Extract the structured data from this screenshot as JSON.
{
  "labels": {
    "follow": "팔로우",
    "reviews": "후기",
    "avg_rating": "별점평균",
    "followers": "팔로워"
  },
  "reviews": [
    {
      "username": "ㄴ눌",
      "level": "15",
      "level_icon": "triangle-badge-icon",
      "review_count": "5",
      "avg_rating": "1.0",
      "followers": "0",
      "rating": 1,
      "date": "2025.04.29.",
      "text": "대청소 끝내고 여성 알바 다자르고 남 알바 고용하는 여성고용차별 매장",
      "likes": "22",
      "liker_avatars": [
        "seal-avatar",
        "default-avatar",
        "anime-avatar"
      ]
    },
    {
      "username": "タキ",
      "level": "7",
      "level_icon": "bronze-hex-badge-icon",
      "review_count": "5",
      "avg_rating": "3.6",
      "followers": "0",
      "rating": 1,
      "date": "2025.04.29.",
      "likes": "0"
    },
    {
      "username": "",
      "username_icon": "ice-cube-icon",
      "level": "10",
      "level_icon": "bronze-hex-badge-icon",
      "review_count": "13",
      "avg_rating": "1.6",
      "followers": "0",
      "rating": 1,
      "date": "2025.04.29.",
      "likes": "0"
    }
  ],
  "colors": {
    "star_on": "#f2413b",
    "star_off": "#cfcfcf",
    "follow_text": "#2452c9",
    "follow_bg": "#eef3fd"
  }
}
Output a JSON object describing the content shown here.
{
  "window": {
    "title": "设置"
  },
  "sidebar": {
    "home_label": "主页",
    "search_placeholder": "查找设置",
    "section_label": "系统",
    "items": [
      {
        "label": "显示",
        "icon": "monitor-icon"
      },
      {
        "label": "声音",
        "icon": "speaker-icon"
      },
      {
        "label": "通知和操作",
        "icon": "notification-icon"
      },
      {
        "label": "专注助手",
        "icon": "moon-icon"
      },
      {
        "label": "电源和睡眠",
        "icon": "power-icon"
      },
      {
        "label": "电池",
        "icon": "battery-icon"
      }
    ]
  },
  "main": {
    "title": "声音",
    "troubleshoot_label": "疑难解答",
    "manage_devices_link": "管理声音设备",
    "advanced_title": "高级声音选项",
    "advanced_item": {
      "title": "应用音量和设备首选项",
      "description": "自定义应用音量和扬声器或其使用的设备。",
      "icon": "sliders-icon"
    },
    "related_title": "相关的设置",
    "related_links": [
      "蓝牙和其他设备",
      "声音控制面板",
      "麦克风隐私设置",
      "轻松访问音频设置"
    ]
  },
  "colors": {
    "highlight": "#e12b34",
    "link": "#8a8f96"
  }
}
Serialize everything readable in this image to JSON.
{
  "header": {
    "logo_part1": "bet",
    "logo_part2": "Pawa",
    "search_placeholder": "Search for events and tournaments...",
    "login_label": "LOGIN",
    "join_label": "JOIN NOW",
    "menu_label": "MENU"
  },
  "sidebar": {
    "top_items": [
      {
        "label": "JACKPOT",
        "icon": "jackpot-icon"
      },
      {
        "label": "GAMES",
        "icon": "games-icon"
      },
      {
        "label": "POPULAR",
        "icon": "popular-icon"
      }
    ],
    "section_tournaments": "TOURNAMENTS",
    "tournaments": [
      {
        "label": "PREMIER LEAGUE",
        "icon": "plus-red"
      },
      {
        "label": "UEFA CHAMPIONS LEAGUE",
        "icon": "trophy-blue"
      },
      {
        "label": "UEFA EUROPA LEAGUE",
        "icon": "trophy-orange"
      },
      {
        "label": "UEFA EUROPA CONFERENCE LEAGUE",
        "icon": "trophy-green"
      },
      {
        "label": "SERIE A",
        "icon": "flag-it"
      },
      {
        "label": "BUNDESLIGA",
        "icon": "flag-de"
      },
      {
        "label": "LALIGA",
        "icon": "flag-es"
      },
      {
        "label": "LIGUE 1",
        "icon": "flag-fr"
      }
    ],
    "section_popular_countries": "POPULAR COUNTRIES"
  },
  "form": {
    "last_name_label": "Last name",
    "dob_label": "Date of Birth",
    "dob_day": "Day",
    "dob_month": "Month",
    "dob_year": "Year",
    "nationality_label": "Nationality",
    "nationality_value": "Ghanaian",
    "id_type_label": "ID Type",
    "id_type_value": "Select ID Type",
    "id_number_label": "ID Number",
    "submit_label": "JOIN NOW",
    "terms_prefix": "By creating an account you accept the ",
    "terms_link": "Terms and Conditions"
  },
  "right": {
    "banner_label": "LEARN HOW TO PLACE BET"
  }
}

Problem: Each line that contains the word "this" counts toward the total; give only that total.

Solved exercise: 2